:: Source records

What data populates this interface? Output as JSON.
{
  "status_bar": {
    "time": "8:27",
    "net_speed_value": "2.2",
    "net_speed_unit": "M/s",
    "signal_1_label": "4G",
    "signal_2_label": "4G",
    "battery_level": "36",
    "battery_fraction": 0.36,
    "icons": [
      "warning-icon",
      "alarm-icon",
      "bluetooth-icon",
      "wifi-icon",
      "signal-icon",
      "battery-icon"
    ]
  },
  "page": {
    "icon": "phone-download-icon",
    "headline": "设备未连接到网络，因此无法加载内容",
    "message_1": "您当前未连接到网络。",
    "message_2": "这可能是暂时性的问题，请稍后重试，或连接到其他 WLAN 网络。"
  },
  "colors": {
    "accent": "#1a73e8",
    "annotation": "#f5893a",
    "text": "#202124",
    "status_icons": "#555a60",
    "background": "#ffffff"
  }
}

::::

### Exercise instructions
Retype every entry word for word.

### Task solution
What data populates this interface? Output as JSON.
{
  "status_bar": {
    "time": "8:27",
    "net_speed_value": "2.2",
    "net_speed_unit": "M/s",
    "signal_1_label": "4G",
    "signal_2_label": "4G",
    "battery_level": "36",
    "battery_fraction": 0.36,
    "icons": [
      "warning-icon",
      "alarm-icon",
      "bluetooth-icon",
      "wifi-icon",
      "signal-icon",
      "battery-icon"
    ]
  },
  "page": {
    "icon": "phone-download-icon",
    "headline": "设备未连接到网络，因此无法加载内容",
    "message_1": "您当前未连接到网络。",
    "message_2": "这可能是暂时性的问题，请稍后重试，或连接到其他 WLAN 网络。"
  },
  "colors": {
    "accent": "#1a73e8",
    "annotation": "#f5893a",
    "text": "#202124",
    "status_icons": "#555a60",
    "background": "#ffffff"
  }
}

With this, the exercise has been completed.